(Labeled box rows)
—————

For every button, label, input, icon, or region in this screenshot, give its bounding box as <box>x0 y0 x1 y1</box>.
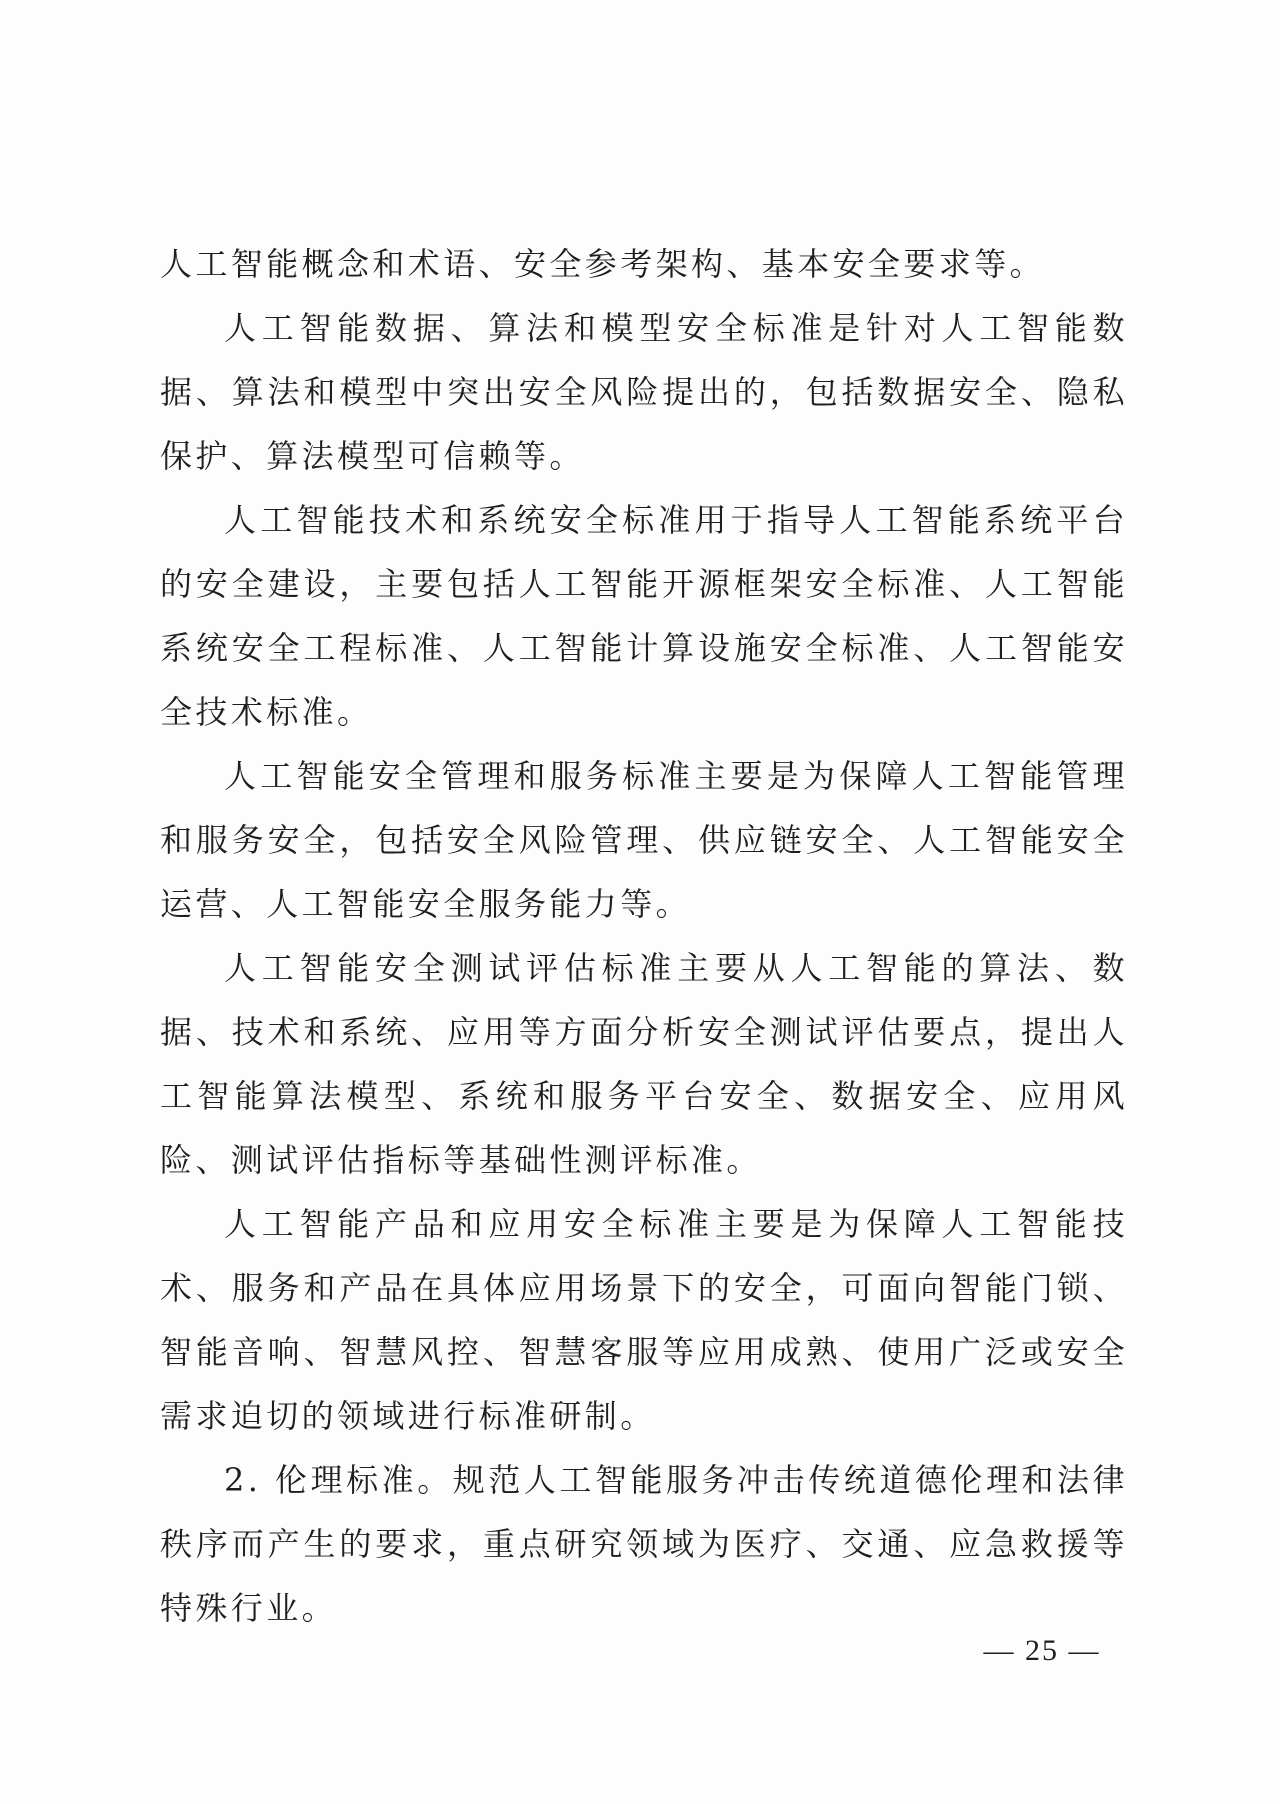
paragraph-product-application-security: 人工智能产品和应用安全标准主要是为保障人工智能技术、服务和产品在具体应用场景下的安全，可面向智能门锁、智能音响、智慧风控、智慧客服等应用成熟、使用广泛或安全需求迫切的领域进行标准研制。 <box>160 1205 1128 1435</box>
paragraph-testing-evaluation: 人工智能安全测试评估标准主要从人工智能的算法、数据、技术和系统、应用等方面分析安全测试评估要点，提出人工智能算法模型、系统和服务平台安全、数据安全、应用风险、测试评估指标等基础性测评标准。 <box>160 949 1128 1179</box>
paragraph-continuation: 人工智能概念和术语、安全参考架构、基本安全要求等。 <box>160 245 1046 283</box>
page-number: — 25 — <box>983 1634 1101 1667</box>
paragraph-technology-system-security: 人工智能技术和系统安全标准用于指导人工智能系统平台的安全建设，主要包括人工智能开源框架安全标准、人工智能系统安全工程标准、人工智能计算设施安全标准、人工智能安全技术标准。 <box>160 501 1128 731</box>
paragraph-ethics-standards: 2. 伦理标准。规范人工智能服务冲击传统道德伦理和法律秩序而产生的要求，重点研究领域为医疗、交通、应急救援等特殊行业。 <box>160 1461 1128 1627</box>
document-body <box>160 232 1128 1640</box>
paragraph-data-algorithm-model-security: 人工智能数据、算法和模型安全标准是针对人工智能数据、算法和模型中突出安全风险提出的，包括数据安全、隐私保护、算法模型可信赖等。 <box>160 309 1128 475</box>
paragraph-management-service-security: 人工智能安全管理和服务标准主要是为保障人工智能管理和服务安全，包括安全风险管理、供应链安全、人工智能安全运营、人工智能安全服务能力等。 <box>160 757 1128 923</box>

—————

▸ **Direction**
Rewrite the rows above as a Markdown table with the columns No. and Line, numbering each line and skipping blank lines. Leave the pictures out.

▸ **Correct answer**
| No. | Line |
|---|---|
| 1 | For every button, label, input, icon, or region in this screenshot, give its bounding box as <box>x0 y0 x1 y1</box>. |
| 2 | paragraph-product-application-security: 人工智能产品和应用安全标准主要是为保障人工智能技术、服务和产品在具体应用场景下的安全，可面向智能门锁、智能音响、智慧风控、智慧客服等应用成熟、使用广泛或安全需求迫切的领域进行标准研制。 <box>160 1205 1128 1435</box> |
| 3 | paragraph-testing-evaluation: 人工智能安全测试评估标准主要从人工智能的算法、数据、技术和系统、应用等方面分析安全测试评估要点，提出人工智能算法模型、系统和服务平台安全、数据安全、应用风险、测试评估指标等基础性测评标准。 <box>160 949 1128 1179</box> |
| 4 | paragraph-continuation: 人工智能概念和术语、安全参考架构、基本安全要求等。 <box>160 245 1046 283</box> |
| 5 | page-number: — 25 — <box>983 1634 1101 1667</box> |
| 6 | paragraph-technology-system-security: 人工智能技术和系统安全标准用于指导人工智能系统平台的安全建设，主要包括人工智能开源框架安全标准、人工智能系统安全工程标准、人工智能计算设施安全标准、人工智能安全技术标准。 <box>160 501 1128 731</box> |
| 7 | paragraph-ethics-standards: 2. 伦理标准。规范人工智能服务冲击传统道德伦理和法律秩序而产生的要求，重点研究领域为医疗、交通、应急救援等特殊行业。 <box>160 1461 1128 1627</box> |
| 8 | document-body <box>160 232 1128 1640</box> |
| 9 | paragraph-data-algorithm-model-security: 人工智能数据、算法和模型安全标准是针对人工智能数据、算法和模型中突出安全风险提出的，包括数据安全、隐私保护、算法模型可信赖等。 <box>160 309 1128 475</box> |
| 10 | paragraph-management-service-security: 人工智能安全管理和服务标准主要是为保障人工智能管理和服务安全，包括安全风险管理、供应链安全、人工智能安全运营、人工智能安全服务能力等。 <box>160 757 1128 923</box> |